To be done - Identify and reproduce every line holding the string "Подготовка".

Data -

════════════════════

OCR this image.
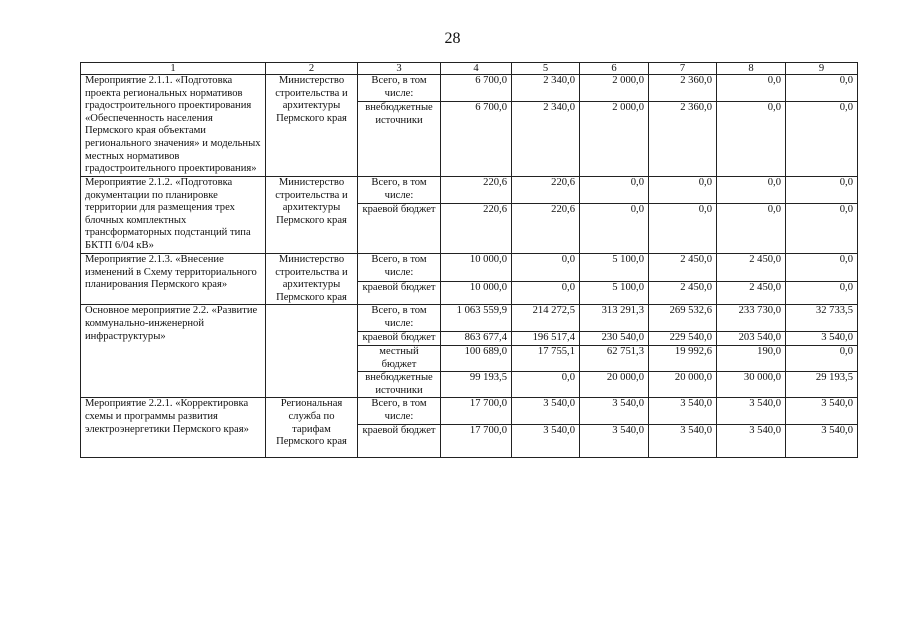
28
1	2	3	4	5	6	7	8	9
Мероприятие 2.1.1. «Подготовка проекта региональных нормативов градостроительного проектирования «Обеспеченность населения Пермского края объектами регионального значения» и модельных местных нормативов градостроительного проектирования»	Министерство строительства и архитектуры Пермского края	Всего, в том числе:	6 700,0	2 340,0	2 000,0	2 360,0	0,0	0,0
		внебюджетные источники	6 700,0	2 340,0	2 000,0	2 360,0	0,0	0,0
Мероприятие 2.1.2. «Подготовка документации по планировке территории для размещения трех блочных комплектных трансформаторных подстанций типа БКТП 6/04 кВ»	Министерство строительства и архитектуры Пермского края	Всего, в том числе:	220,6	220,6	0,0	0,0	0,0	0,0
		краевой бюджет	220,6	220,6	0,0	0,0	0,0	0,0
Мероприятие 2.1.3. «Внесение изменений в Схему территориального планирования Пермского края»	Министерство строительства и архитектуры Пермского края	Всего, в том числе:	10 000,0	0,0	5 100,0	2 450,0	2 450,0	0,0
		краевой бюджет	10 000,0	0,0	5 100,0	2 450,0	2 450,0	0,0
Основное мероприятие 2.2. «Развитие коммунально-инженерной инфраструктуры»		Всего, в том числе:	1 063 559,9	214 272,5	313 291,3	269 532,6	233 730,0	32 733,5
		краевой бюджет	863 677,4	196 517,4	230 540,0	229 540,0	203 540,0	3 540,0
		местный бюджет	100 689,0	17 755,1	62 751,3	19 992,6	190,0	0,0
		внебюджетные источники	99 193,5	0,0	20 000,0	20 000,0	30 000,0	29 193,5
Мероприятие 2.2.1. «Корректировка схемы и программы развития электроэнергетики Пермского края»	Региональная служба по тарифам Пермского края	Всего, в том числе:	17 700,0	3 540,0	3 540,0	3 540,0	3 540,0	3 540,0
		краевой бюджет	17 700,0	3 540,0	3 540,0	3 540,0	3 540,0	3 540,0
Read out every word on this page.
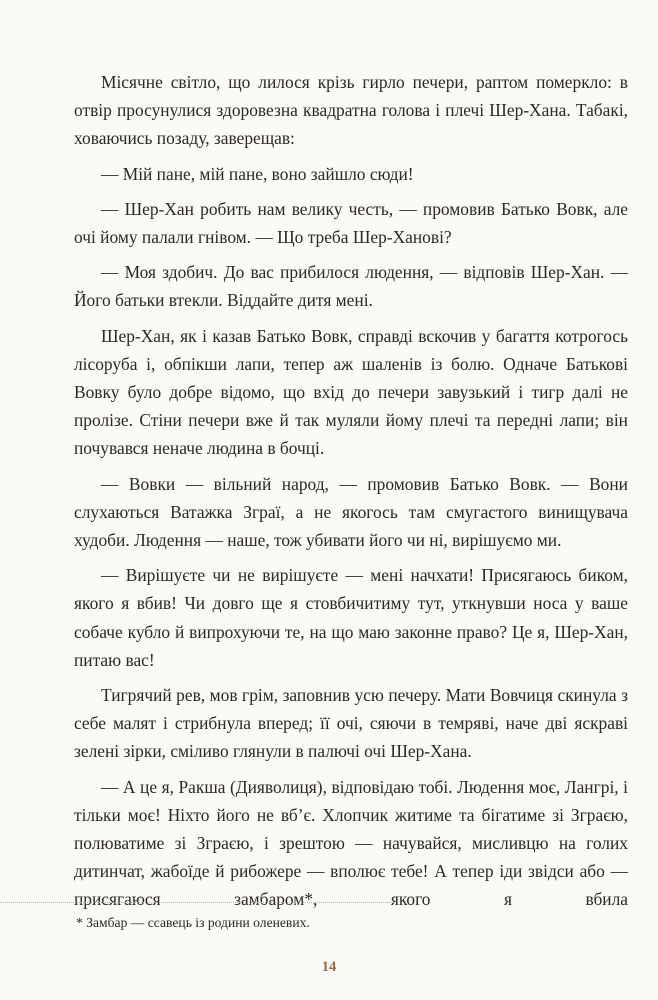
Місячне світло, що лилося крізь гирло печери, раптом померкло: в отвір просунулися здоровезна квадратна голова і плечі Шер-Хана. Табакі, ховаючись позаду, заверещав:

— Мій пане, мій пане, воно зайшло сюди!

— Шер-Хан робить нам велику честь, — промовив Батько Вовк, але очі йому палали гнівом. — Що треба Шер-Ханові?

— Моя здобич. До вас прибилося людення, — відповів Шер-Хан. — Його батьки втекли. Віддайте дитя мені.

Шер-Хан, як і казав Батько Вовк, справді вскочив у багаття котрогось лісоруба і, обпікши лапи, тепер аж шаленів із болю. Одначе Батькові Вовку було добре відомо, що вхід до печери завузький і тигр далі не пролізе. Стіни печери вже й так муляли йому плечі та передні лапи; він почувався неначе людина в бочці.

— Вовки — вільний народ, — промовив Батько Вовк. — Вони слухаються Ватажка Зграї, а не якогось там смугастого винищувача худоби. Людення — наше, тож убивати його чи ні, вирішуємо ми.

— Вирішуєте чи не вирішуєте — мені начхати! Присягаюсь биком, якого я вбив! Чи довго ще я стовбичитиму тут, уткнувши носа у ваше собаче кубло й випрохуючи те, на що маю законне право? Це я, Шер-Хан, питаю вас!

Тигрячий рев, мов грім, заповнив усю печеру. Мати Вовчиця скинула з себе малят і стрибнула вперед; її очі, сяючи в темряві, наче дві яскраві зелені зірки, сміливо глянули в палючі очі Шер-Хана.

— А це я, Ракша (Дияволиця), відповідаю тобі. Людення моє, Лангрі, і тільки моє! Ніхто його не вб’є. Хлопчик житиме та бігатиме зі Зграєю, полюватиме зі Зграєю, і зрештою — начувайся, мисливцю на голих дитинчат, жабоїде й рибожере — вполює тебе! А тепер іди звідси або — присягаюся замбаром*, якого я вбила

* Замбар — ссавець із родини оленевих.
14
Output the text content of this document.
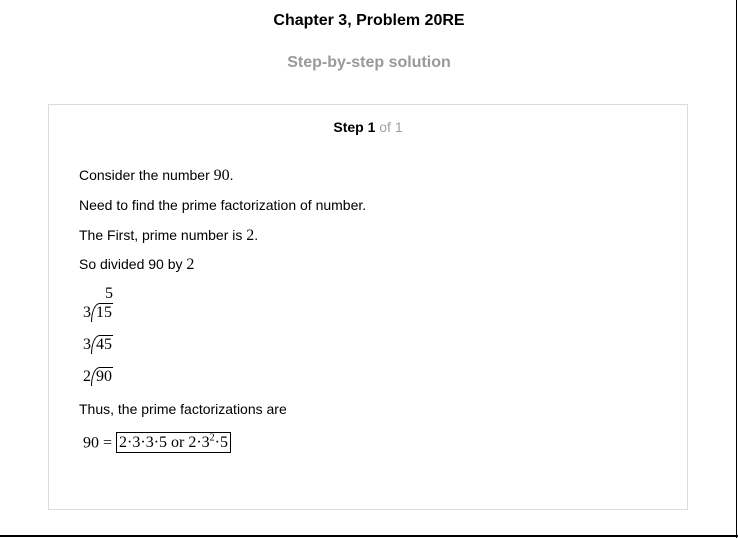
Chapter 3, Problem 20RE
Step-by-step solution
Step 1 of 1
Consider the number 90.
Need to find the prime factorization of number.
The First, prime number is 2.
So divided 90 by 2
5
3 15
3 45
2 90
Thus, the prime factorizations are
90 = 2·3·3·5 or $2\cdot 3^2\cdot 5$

════════════════════

Output for this task -
Мероприятие 2.1.1. «Подготовка проекта региональных нормативов градостроительного проектирования «Обеспеченность населения Пермского края объектами регионального значения» и модельных местных нормативов градостроительного проектирования»	Министерство строительства и архитектуры Пермского края	Всего, в том числе:	6 700,0	2 340,0	2 000,0	2 360,0	0,0	0,0
Мероприятие 2.1.2. «Подготовка документации по планировке территории для размещения трех блочных комплектных трансформаторных подстанций типа БКТП 6/04 кВ»	Министерство строительства и архитектуры Пермского края	Всего, в том числе:	220,6	220,6	0,0	0,0	0,0	0,0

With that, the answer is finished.